*Given records*:
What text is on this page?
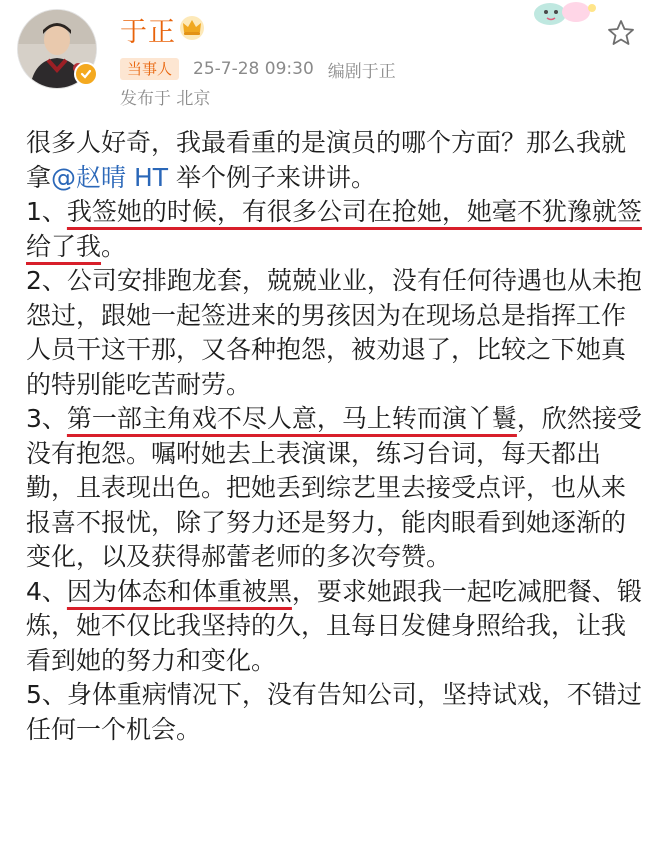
于正
当事人	25-7-28 09:30 编剧于正
发布于 北京

很多人好奇，我最看重的是演员的哪个方面？那么我就拿@赵晴 HT 举个例子来讲讲。

1、我签她的时候，有很多公司在抢她，她毫不犹豫就签给了我。

2、公司安排跑龙套，兢兢业业，没有任何待遇也从未抱怨过，跟她一起签进来的男孩因为在现场总是指挥工作人员干这干那，又各种抱怨，被劝退了，比较之下她真的特别能吃苦耐劳。

3、第一部主角戏不尽人意，马上转而演丫鬟，欣然接受没有抱怨。嘱咐她去上表演课，练习台词，每天都出勤，且表现出色。把她丢到综艺里去接受点评，也从来报喜不报忧，除了努力还是努力，能肉眼看到她逐渐的变化，以及获得郝蕾老师的多次夸赞。

4、因为体态和体重被黑，要求她跟我一起吃减肥餐、锻炼，她不仅比我坚持的久，且每日发健身照给我，让我看到她的努力和变化。

5、身体重病情况下，没有告知公司，坚持试戏，不错过任何一个机会。
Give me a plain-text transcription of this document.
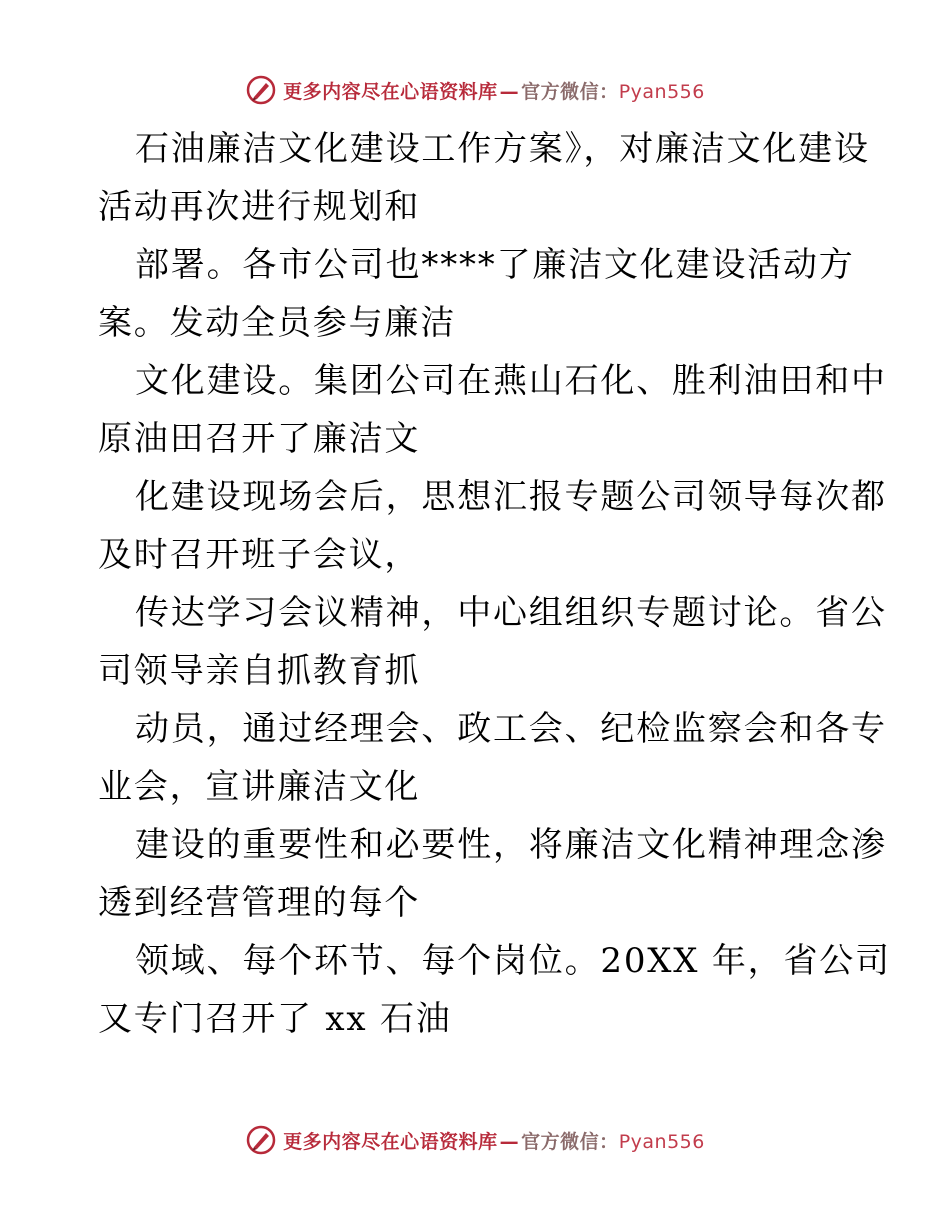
更多内容尽在心语资料库 — 官方微信：Pyan556
石油廉洁文化建设工作方案》，对廉洁文化建设
活动再次进行规划和
部署。各市公司也****了廉洁文化建设活动方
案。发动全员参与廉洁
文化建设。集团公司在燕山石化、胜利油田和中
原油田召开了廉洁文
化建设现场会后，思想汇报专题公司领导每次都
及时召开班子会议，
传达学习会议精神，中心组组织专题讨论。省公
司领导亲自抓教育抓
动员，通过经理会、政工会、纪检监察会和各专
业会，宣讲廉洁文化
建设的重要性和必要性，将廉洁文化精神理念渗
透到经营管理的每个
领域、每个环节、每个岗位。20XX 年，省公司
又专门召开了 xx 石油
更多内容尽在心语资料库 — 官方微信：Pyan556
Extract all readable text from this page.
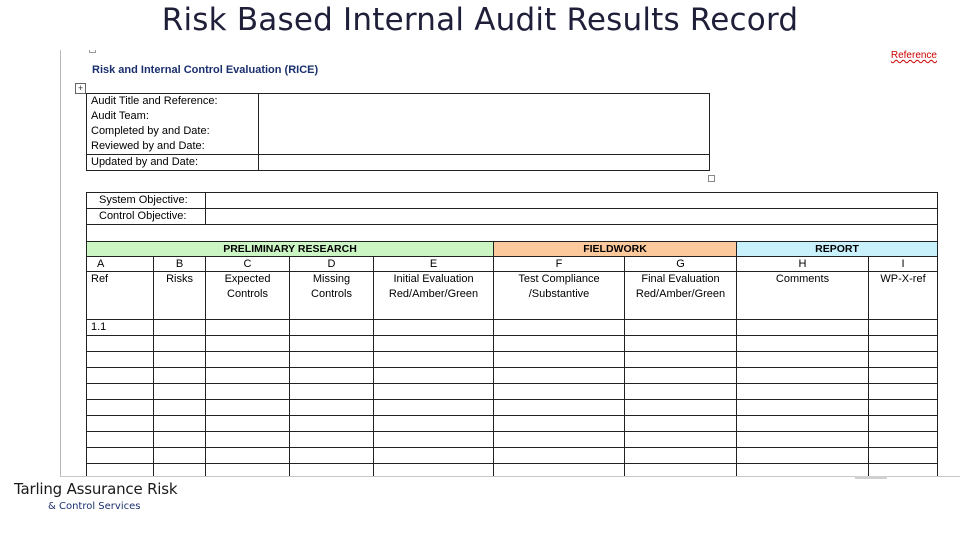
Risk Based Internal Audit Results Record
Reference
Risk and Internal Control Evaluation (RICE)
+
Audit Title and Reference:	
Audit Team:	
Completed by and Date:	
Reviewed by and Date:	
Updated by and Date:	
System Objective:								
Control Objective:								

PRELIMINARY RESEARCH					FIELDWORK		REPORT	
A	B	C	D	E	F	G	H	I
Ref	Risks	Expected Controls	Missing Controls	Initial Evaluation Red/Amber/Green	Test Compliance /Substantive	Final Evaluation Red/Amber/Green	Comments	WP-X-ref
1.1								

Tarling Assurance Risk
& Control Services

*Challenge*: Repeat all the records above exactly, leaving out any pictures.

*Exercise answer*:
What text is on this page?
于正
当事人	25-7-28 09:30 编剧于正
发布于 北京

很多人好奇，我最看重的是演员的哪个方面？那么我就拿@赵晴 HT 举个例子来讲讲。

1、我签她的时候，有很多公司在抢她，她毫不犹豫就签给了我。

2、公司安排跑龙套，兢兢业业，没有任何待遇也从未抱怨过，跟她一起签进来的男孩因为在现场总是指挥工作人员干这干那，又各种抱怨，被劝退了，比较之下她真的特别能吃苦耐劳。

3、第一部主角戏不尽人意，马上转而演丫鬟，欣然接受没有抱怨。嘱咐她去上表演课，练习台词，每天都出勤，且表现出色。把她丢到综艺里去接受点评，也从来报喜不报忧，除了努力还是努力，能肉眼看到她逐渐的变化，以及获得郝蕾老师的多次夸赞。

4、因为体态和体重被黑，要求她跟我一起吃减肥餐、锻炼，她不仅比我坚持的久，且每日发健身照给我，让我看到她的努力和变化。

5、身体重病情况下，没有告知公司，坚持试戏，不错过任何一个机会。
Give me a plain-text transcription of this document.
更多内容尽在心语资料库 — 官方微信：Pyan556
石油廉洁文化建设工作方案》，对廉洁文化建设
活动再次进行规划和
部署。各市公司也****了廉洁文化建设活动方
案。发动全员参与廉洁
文化建设。集团公司在燕山石化、胜利油田和中
原油田召开了廉洁文
化建设现场会后，思想汇报专题公司领导每次都
及时召开班子会议，
传达学习会议精神，中心组组织专题讨论。省公
司领导亲自抓教育抓
动员，通过经理会、政工会、纪检监察会和各专
业会，宣讲廉洁文化
建设的重要性和必要性，将廉洁文化精神理念渗
透到经营管理的每个
领域、每个环节、每个岗位。20XX 年，省公司
又专门召开了 xx 石油
更多内容尽在心语资料库 — 官方微信：Pyan556
Extract all readable text from this page.
Risk Based Internal Audit Results Record
Reference
Risk and Internal Control Evaluation (RICE)
+
Audit Title and Reference:	
Audit Team:	
Completed by and Date:	
Reviewed by and Date:	
Updated by and Date:	
System Objective:								
Control Objective:								

PRELIMINARY RESEARCH					FIELDWORK		REPORT	
A	B	C	D	E	F	G	H	I
Ref	Risks	Expected Controls	Missing Controls	Initial Evaluation Red/Amber/Green	Test Compliance /Substantive	Final Evaluation Red/Amber/Green	Comments	WP-X-ref
1.1								

Tarling Assurance Risk
& Control Services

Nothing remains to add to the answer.